**The data**
□ □ □

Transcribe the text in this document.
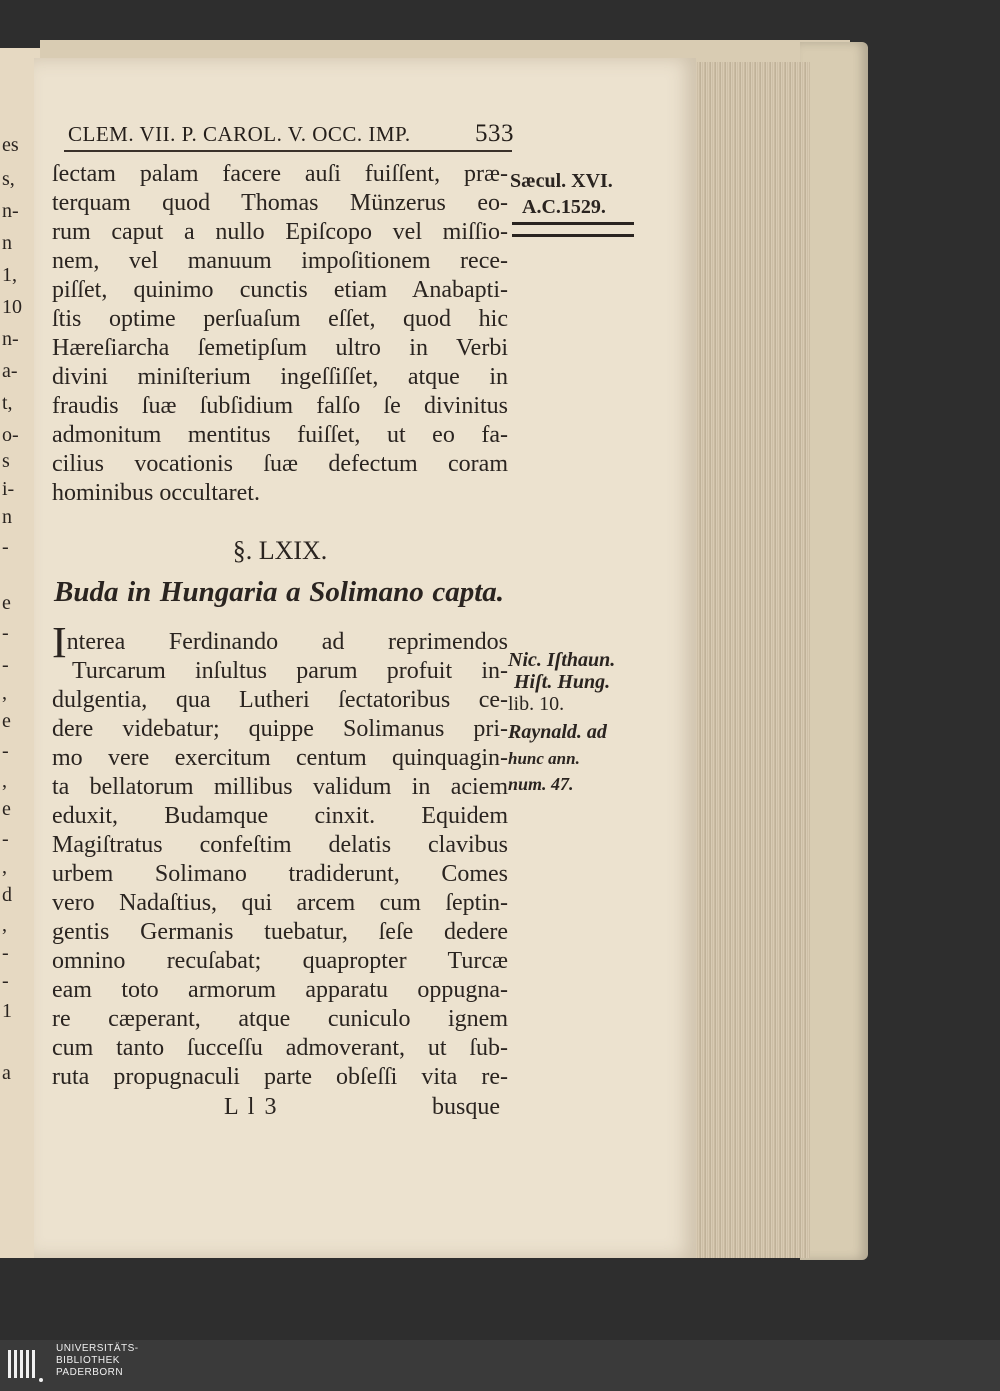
es
s,
n-
n
1,
10
n-
a-
t,
o-
s
i-
n
-
e
-
-
,
e
-
,
e
-
,
d
,
-
-
1
a
CLEM. VII. P. CAROL. V. OCC. IMP.	533
Sæcul. XVI.
A.C.1529.
ſectam palam facere auſi fuiſſent, præ-
terquam quod Thomas Münzerus eo-
rum caput a nullo Epiſcopo vel miſſio-
nem, vel manuum impoſitionem rece-
piſſet, quinimo cunctis etiam Anabapti-
ſtis optime perſuaſum eſſet, quod hic
Hæreſiarcha ſemetipſum ultro in Verbi
divini miniſterium ingeſſiſſet, atque in
fraudis ſuæ ſubſidium falſo ſe divinitus
admonitum mentitus fuiſſet, ut eo fa-
cilius vocationis ſuæ defectum coram
hominibus occultaret.
§. LXIX.
Buda in Hungaria a Solimano capta.
Interea Ferdinando ad reprimendos
Turcarum inſultus parum profuit in-
dulgentia, qua Lutheri ſectatoribus ce-
dere videbatur; quippe Solimanus pri-
mo vere exercitum centum quinquagin-
ta bellatorum millibus validum in aciem
eduxit, Budamque cinxit. Equidem
Magiſtratus confeſtim delatis clavibus
urbem Solimano tradiderunt, Comes
vero Nadaſtius, qui arcem cum ſeptin-
gentis Germanis tuebatur, ſeſe dedere
omnino recuſabat; quapropter Turcæ
eam toto armorum apparatu oppugna-
re cæperant, atque cuniculo ignem
cum tanto ſucceſſu admoverant, ut ſub-
ruta propugnaculi parte obſeſſi vita re-
Nic. Iſthaun.
Hiſt. Hung.
lib. 10.
Raynald. ad
hunc ann.
num. 47.
L l 3	busque
UNIVERSITÄTS-
BIBLIOTHEK
PADERBORN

□ □ □

Look above for every line with the word "Solimano" and copy it.

**Answer in full**
Buda in Hungaria a Solimano capta.
urbem Solimano tradiderunt, Comes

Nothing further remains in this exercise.